Instructions to follow »
What is the number of lines in the entries that include the word "indexes"? Respond with the number only.

Dataset entries »

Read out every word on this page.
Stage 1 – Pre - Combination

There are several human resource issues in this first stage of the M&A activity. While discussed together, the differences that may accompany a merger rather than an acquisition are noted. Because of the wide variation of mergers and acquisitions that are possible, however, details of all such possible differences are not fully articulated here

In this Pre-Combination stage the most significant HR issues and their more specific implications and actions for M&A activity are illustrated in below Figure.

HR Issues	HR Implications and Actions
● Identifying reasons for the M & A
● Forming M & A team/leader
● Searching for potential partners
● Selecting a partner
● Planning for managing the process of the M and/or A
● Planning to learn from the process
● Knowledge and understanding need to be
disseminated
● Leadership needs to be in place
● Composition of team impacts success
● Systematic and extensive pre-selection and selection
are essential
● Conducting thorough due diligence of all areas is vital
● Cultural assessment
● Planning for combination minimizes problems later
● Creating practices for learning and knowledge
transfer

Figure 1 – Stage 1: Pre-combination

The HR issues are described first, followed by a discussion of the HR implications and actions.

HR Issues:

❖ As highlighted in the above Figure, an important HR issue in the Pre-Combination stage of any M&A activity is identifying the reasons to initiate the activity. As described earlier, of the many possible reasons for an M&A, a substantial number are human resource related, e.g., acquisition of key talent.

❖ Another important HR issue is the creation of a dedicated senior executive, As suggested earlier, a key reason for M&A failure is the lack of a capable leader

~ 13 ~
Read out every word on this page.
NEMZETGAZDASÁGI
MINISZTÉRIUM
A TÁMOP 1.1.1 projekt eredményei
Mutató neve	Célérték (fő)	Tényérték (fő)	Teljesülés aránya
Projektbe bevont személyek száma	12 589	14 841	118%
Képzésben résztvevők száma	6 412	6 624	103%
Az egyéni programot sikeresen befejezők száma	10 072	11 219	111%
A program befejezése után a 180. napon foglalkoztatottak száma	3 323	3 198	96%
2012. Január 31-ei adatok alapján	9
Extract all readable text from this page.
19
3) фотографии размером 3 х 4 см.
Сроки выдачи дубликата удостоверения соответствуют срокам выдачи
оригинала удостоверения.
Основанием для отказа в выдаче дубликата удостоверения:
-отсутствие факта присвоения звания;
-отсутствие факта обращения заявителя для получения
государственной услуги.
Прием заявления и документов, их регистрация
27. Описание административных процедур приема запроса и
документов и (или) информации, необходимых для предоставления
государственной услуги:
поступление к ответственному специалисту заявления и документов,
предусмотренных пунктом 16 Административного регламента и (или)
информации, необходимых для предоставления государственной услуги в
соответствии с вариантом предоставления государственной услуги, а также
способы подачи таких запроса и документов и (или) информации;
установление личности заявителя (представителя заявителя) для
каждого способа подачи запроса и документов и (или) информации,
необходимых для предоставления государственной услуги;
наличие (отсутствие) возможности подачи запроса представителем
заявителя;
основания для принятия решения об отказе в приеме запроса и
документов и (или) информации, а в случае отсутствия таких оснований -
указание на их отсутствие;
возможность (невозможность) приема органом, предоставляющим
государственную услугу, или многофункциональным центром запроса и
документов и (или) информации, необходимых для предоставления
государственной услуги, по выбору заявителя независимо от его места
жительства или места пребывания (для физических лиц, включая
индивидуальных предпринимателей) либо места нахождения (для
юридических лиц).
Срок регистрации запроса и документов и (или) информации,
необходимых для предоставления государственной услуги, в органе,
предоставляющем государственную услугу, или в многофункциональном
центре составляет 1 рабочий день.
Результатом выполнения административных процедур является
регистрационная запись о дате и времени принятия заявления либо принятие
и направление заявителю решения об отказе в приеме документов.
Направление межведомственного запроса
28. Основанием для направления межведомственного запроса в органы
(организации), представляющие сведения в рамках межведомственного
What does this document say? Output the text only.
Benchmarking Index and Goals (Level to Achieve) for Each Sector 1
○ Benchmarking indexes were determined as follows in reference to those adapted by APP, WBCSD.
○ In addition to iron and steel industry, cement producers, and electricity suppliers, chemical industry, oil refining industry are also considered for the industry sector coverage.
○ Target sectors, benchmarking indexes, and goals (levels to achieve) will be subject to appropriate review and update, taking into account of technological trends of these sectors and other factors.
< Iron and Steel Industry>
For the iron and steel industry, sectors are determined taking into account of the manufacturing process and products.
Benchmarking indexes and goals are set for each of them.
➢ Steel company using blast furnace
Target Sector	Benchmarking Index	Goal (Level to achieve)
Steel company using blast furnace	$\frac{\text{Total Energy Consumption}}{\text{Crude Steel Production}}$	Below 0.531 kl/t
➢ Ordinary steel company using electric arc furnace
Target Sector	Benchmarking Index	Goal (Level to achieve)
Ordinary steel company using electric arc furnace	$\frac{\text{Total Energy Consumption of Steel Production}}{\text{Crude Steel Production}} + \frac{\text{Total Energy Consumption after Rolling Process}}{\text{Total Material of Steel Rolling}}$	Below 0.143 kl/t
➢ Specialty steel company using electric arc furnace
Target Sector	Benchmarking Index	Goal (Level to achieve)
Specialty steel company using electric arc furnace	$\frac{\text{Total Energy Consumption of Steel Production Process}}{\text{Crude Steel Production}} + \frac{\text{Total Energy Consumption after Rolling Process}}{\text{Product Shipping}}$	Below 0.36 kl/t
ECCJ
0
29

The completed task »
3